Your goal
Copy the material below verbatim from the line with "Convert this chart" to the line with "What's the underlying", both lines included, omitting pictures and every line outside that range.

Record list

--- Begin ---

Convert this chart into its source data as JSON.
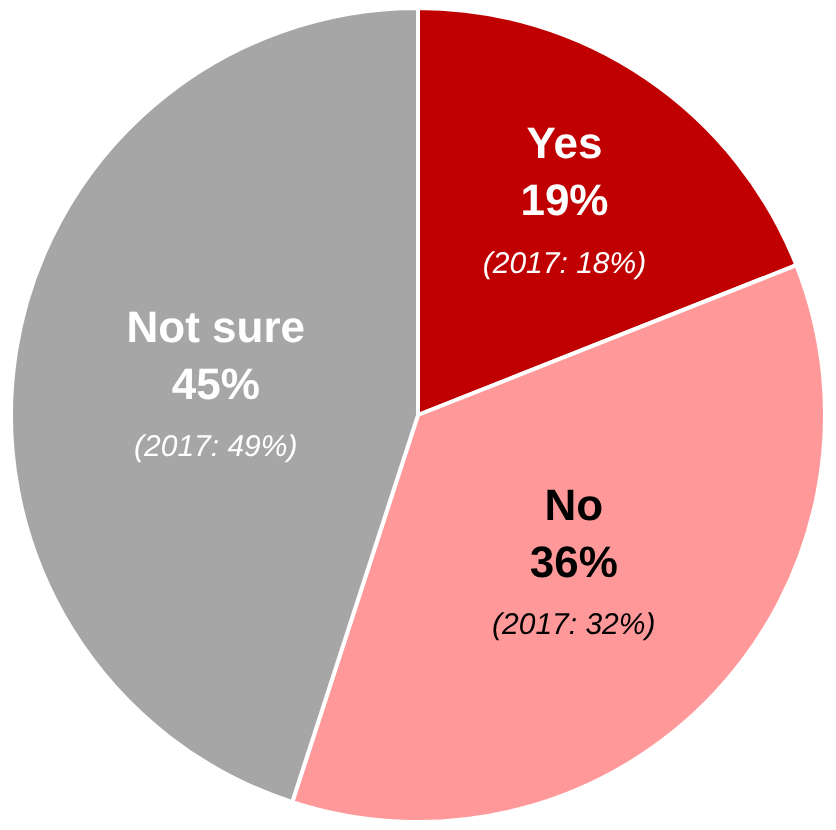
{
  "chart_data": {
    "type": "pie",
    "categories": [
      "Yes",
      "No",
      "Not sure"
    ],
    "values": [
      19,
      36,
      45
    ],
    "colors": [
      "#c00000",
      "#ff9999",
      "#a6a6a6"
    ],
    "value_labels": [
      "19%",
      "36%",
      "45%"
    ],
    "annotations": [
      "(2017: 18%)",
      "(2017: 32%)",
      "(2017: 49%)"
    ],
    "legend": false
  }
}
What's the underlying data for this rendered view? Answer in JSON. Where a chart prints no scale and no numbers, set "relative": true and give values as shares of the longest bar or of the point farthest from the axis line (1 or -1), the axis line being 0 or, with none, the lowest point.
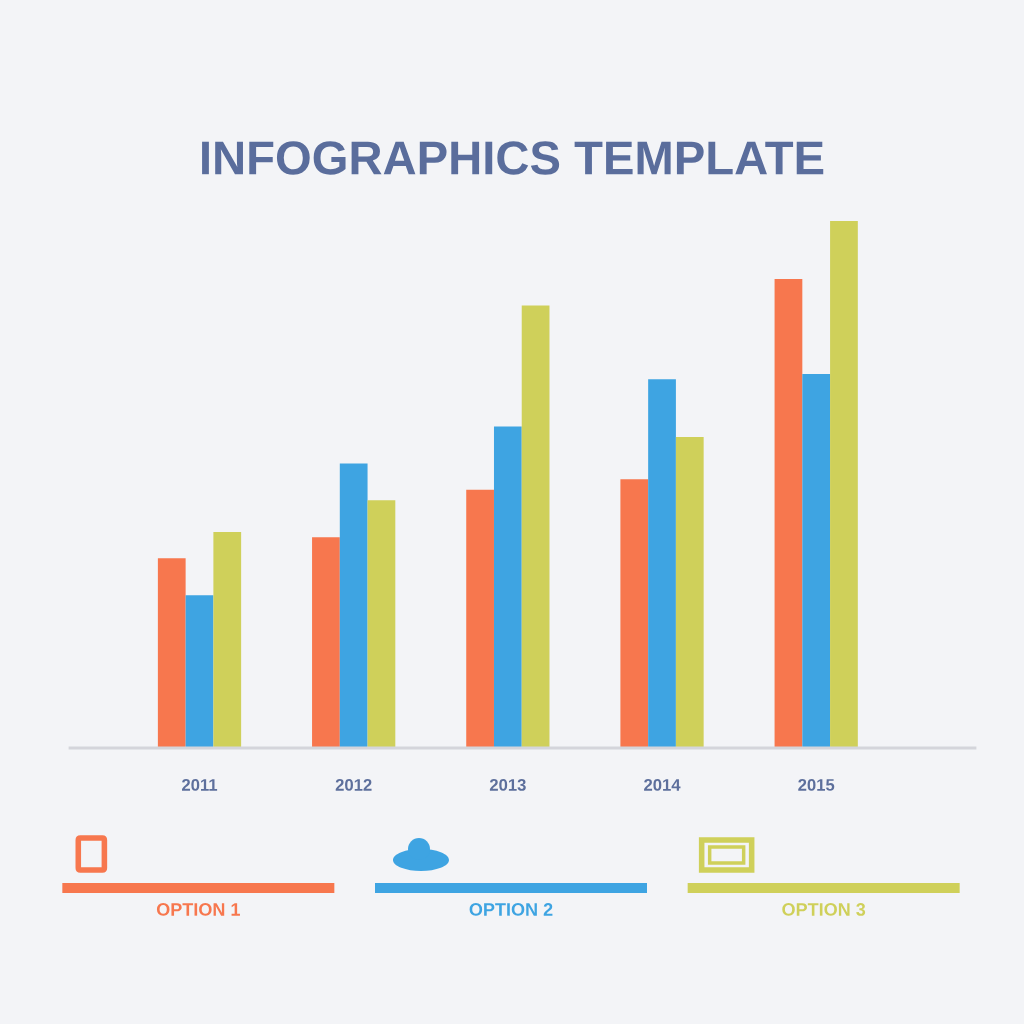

--- End ---
--- Begin ---

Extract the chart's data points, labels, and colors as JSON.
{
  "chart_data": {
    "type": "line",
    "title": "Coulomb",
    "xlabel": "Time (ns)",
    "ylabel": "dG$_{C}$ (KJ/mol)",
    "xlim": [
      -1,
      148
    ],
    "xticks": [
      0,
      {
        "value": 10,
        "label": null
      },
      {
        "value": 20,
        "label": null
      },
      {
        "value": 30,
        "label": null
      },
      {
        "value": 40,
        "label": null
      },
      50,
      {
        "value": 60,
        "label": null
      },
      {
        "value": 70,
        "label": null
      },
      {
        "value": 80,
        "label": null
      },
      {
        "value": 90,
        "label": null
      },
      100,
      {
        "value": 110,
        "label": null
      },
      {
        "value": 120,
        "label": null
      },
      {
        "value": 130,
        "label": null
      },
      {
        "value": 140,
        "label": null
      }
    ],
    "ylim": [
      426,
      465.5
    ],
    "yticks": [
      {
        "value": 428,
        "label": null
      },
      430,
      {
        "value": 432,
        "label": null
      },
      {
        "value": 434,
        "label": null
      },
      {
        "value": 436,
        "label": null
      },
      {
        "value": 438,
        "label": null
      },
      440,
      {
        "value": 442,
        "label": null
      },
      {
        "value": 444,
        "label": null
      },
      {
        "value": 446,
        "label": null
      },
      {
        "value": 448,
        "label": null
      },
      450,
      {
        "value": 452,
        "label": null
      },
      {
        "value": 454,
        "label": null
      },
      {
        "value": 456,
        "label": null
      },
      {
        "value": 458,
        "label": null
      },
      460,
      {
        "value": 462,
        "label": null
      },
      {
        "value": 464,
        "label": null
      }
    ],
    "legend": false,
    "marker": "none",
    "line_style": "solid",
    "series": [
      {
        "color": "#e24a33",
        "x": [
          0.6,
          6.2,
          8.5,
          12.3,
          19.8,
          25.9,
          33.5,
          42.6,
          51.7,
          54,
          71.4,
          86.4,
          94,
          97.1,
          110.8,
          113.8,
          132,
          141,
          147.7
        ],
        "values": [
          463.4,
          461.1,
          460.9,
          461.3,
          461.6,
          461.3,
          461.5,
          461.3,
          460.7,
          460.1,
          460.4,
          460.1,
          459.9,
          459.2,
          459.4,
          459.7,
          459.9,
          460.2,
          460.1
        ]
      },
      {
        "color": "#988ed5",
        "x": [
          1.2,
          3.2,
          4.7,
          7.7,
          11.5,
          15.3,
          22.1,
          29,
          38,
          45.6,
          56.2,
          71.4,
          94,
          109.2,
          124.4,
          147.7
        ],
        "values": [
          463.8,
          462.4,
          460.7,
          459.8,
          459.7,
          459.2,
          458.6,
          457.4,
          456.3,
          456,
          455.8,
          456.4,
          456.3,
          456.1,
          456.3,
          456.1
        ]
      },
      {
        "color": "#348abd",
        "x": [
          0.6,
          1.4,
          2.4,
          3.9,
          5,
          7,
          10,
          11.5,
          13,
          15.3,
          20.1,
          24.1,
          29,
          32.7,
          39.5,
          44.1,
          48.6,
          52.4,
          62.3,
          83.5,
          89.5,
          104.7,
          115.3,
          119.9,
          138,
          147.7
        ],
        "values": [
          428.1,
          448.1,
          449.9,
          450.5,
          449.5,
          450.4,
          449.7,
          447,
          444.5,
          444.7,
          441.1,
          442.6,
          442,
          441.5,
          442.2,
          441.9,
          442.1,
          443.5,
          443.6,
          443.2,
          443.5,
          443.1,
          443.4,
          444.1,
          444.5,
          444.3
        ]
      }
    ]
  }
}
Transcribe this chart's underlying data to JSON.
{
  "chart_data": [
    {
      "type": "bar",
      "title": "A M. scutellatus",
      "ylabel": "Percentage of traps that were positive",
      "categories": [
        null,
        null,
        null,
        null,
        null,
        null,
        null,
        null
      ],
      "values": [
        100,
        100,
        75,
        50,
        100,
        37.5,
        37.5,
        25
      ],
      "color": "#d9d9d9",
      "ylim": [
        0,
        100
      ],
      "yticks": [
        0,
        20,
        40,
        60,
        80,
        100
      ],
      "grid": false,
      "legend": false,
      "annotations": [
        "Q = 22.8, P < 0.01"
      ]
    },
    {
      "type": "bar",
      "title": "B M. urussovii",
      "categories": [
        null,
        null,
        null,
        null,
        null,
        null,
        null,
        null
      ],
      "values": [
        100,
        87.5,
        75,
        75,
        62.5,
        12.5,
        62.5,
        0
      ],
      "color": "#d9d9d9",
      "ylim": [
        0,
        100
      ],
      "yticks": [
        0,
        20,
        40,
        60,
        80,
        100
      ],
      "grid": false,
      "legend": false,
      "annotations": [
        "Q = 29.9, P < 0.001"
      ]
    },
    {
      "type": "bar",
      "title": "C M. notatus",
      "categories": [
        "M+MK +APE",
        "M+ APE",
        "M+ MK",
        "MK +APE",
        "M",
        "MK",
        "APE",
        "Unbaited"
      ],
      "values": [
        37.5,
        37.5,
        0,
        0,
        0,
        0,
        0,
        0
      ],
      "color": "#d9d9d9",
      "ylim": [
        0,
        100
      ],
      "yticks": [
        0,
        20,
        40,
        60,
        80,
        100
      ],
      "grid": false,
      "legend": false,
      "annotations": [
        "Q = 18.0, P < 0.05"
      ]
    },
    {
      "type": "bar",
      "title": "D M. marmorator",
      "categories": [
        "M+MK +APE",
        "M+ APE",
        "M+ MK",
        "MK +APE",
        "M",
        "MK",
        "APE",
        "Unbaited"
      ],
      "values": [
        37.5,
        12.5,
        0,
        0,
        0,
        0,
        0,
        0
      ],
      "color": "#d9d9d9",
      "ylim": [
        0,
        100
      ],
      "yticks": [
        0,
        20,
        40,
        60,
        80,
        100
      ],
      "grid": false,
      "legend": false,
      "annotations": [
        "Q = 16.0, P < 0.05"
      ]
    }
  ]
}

--- End ---

Solution
Convert this chart into its source data as JSON.
{
  "chart_data": {
    "type": "pie",
    "categories": [
      "Yes",
      "No",
      "Not sure"
    ],
    "values": [
      19,
      36,
      45
    ],
    "colors": [
      "#c00000",
      "#ff9999",
      "#a6a6a6"
    ],
    "value_labels": [
      "19%",
      "36%",
      "45%"
    ],
    "annotations": [
      "(2017: 18%)",
      "(2017: 32%)",
      "(2017: 49%)"
    ],
    "legend": false
  }
}
What's the underlying data for this rendered view? Answer in JSON. Where a chart prints no scale and no numbers, set "relative": true and give values as shares of the longest bar or of the point farthest from the axis line (1 or -1), the axis line being 0 or, with none, the lowest point.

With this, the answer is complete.